# Dataset extract start
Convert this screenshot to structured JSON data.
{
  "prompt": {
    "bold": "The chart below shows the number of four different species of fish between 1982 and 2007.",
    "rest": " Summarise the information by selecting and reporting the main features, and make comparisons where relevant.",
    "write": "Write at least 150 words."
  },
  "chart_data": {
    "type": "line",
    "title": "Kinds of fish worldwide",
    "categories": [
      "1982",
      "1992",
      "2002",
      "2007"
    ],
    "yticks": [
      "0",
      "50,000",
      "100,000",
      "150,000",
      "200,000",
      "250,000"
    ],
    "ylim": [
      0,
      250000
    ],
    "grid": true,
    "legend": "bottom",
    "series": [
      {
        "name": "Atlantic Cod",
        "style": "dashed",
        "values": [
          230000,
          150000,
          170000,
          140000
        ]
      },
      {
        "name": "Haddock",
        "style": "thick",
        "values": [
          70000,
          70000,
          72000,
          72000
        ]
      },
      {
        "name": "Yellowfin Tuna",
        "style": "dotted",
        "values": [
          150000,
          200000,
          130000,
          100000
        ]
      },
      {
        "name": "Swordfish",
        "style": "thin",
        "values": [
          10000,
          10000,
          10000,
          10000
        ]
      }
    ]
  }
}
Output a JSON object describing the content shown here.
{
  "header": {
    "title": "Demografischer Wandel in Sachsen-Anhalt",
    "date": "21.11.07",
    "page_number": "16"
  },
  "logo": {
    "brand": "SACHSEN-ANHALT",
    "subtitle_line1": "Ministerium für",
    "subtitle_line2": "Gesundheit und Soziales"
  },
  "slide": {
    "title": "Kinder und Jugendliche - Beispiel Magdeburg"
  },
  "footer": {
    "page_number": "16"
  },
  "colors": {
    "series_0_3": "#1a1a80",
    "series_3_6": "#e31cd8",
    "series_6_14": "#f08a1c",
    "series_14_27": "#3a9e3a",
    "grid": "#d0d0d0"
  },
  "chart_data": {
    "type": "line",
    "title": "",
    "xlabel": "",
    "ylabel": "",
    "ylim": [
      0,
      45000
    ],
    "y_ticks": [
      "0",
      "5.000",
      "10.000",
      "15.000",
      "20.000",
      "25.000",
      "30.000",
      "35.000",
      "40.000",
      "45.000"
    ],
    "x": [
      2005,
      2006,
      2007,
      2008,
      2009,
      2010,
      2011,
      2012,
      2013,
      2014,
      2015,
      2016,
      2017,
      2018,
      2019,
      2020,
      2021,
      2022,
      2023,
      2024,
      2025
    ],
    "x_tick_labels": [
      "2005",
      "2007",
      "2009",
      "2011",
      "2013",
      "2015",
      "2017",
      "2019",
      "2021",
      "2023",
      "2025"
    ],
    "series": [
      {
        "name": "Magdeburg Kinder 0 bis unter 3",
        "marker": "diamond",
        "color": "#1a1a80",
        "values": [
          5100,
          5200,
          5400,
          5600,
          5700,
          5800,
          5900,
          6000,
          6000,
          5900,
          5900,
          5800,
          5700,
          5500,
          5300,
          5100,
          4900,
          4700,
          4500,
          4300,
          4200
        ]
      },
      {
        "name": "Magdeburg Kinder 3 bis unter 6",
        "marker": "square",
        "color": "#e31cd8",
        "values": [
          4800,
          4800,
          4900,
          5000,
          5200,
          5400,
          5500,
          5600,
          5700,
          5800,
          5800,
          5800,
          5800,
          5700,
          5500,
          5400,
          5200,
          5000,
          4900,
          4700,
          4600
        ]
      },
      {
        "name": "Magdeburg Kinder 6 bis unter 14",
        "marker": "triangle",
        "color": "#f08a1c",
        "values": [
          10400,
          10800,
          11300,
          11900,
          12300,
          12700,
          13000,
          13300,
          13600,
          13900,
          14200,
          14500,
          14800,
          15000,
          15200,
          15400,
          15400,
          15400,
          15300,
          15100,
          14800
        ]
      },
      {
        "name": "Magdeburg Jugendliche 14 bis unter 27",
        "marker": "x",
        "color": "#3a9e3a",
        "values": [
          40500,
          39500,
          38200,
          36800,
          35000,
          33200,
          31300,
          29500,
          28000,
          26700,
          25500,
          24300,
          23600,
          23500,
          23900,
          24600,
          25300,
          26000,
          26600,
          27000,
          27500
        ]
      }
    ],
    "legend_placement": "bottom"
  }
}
# Dataset extract end
The problem: Identify the lines of the data that contain the word "marker". Copy each of them.

Result:
        "marker": "diamond",
        "marker": "square",
        "marker": "triangle",
        "marker": "x",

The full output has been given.